> [Given information]
:::
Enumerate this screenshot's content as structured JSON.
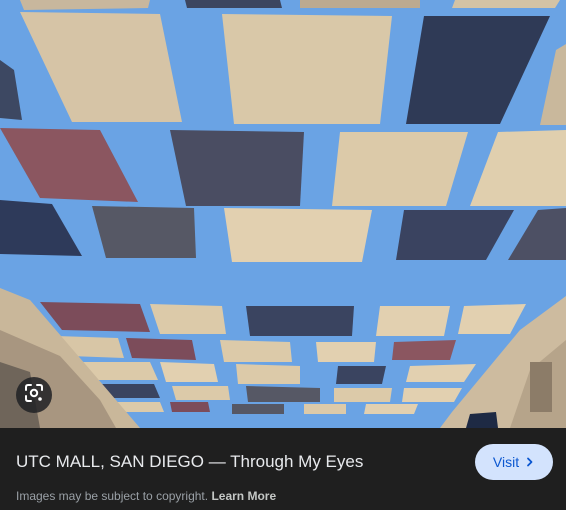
{
  "result": {
    "title": "UTC MALL, SAN DIEGO — Through My Eyes",
    "visit_label": "Visit",
    "copyright_text": "Images may be subject to copyright.",
    "learn_more_label": "Learn More"
  },
  "icons": {
    "lens": "google-lens-icon",
    "visit_chevron": "chevron-right-icon"
  },
  "colors": {
    "sky": "#6ea6e6",
    "panel_bg": "#1f1f1f",
    "visit_bg": "#d3e3fd",
    "visit_text": "#0b57d0"
  }
}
:::
> [Stated exercise] All of the data above should be transcribed verbatim, with pictures omitted.

> [Correct output]
Enumerate this screenshot's content as structured JSON.
{
  "result": {
    "title": "UTC MALL, SAN DIEGO — Through My Eyes",
    "visit_label": "Visit",
    "copyright_text": "Images may be subject to copyright.",
    "learn_more_label": "Learn More"
  },
  "icons": {
    "lens": "google-lens-icon",
    "visit_chevron": "chevron-right-icon"
  },
  "colors": {
    "sky": "#6ea6e6",
    "panel_bg": "#1f1f1f",
    "visit_bg": "#d3e3fd",
    "visit_text": "#0b57d0"
  }
}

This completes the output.